>> Begin RECORDS TO PROCESS

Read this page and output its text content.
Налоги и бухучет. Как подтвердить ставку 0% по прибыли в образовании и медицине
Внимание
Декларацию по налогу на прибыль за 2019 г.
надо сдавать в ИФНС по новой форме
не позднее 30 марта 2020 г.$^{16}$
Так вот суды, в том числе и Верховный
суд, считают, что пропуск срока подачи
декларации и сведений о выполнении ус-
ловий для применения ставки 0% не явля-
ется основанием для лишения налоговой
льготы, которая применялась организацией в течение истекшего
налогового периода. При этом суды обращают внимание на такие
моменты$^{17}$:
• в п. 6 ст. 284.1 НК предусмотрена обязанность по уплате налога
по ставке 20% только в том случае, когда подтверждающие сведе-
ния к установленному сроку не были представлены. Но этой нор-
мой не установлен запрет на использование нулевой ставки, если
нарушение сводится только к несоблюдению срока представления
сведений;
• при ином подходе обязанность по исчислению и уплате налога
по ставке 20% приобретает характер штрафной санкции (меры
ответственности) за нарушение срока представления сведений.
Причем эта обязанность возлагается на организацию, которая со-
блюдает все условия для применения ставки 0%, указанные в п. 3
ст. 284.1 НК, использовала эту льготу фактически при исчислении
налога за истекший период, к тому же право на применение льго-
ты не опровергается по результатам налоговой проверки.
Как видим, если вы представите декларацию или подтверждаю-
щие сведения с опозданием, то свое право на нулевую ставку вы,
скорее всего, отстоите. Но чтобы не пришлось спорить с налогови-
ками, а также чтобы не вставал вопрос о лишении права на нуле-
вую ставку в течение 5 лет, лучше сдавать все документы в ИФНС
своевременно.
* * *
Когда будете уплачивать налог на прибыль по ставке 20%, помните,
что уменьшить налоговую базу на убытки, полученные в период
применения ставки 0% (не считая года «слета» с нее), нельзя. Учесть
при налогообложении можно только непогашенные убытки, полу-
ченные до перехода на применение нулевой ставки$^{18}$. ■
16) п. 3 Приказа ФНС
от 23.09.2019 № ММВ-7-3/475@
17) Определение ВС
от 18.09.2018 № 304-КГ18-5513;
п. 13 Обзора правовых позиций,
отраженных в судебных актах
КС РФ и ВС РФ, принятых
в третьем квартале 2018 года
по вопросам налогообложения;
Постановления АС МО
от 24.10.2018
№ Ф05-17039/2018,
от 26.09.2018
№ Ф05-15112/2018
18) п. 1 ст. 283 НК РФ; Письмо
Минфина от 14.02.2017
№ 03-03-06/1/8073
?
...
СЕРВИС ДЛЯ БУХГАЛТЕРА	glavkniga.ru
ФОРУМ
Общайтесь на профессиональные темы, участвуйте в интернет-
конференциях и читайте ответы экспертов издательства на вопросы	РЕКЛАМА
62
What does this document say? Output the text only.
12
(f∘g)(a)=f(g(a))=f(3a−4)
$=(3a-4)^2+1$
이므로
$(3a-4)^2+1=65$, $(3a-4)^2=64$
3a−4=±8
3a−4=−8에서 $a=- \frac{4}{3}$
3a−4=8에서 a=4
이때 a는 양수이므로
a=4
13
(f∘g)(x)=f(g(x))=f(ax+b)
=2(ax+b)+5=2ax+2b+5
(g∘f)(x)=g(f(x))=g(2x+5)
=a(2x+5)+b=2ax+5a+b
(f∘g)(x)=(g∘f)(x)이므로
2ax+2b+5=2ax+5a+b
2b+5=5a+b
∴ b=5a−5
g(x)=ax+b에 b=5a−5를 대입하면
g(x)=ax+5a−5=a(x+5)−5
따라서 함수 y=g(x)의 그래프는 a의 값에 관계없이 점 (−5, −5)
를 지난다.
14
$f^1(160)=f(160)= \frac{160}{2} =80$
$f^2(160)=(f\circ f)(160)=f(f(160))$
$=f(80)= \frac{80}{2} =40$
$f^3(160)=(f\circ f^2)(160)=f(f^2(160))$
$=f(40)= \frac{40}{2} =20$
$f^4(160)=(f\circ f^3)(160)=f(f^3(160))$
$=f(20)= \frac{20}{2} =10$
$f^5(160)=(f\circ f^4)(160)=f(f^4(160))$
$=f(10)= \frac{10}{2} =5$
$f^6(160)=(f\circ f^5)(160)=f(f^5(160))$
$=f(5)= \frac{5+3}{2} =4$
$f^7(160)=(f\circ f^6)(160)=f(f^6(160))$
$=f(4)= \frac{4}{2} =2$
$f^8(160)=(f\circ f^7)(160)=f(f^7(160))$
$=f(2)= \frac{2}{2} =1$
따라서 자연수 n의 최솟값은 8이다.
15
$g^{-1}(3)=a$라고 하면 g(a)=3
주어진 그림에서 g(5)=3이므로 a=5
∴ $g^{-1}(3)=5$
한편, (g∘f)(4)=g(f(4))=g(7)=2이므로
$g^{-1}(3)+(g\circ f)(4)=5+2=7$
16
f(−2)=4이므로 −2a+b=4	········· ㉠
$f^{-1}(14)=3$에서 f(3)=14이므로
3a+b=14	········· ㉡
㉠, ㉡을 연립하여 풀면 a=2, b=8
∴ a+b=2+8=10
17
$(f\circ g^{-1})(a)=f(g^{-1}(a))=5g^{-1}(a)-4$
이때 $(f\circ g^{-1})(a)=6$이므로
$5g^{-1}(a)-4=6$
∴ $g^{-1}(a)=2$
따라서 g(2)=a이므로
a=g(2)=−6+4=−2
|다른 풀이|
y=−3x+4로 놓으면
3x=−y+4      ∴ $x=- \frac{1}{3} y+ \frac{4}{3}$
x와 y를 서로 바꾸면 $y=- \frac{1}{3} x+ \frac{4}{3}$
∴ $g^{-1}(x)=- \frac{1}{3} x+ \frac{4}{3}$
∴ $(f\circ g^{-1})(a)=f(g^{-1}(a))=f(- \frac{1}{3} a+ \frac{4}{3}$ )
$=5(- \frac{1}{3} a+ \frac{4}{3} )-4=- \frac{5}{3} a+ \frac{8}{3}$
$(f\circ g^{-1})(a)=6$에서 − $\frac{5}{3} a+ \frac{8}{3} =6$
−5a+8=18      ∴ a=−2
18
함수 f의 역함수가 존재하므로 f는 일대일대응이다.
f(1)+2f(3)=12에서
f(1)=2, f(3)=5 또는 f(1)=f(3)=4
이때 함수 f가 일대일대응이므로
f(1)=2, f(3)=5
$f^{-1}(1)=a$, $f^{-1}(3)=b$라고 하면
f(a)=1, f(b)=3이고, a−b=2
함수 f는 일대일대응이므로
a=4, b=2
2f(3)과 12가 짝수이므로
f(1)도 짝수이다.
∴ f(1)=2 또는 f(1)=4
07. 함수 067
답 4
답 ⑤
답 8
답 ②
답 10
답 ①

>> End RECORDS TO PROCESS

[PROBLEM STATEMENT]:
Gather each line of the listing containing the word "течение" and show it.

[THE OUTPUT]:
льготы, которая применялась организацией в течение истекшего
вую ставку в течение 5 лет, лучше сдавать все документы в ИФНС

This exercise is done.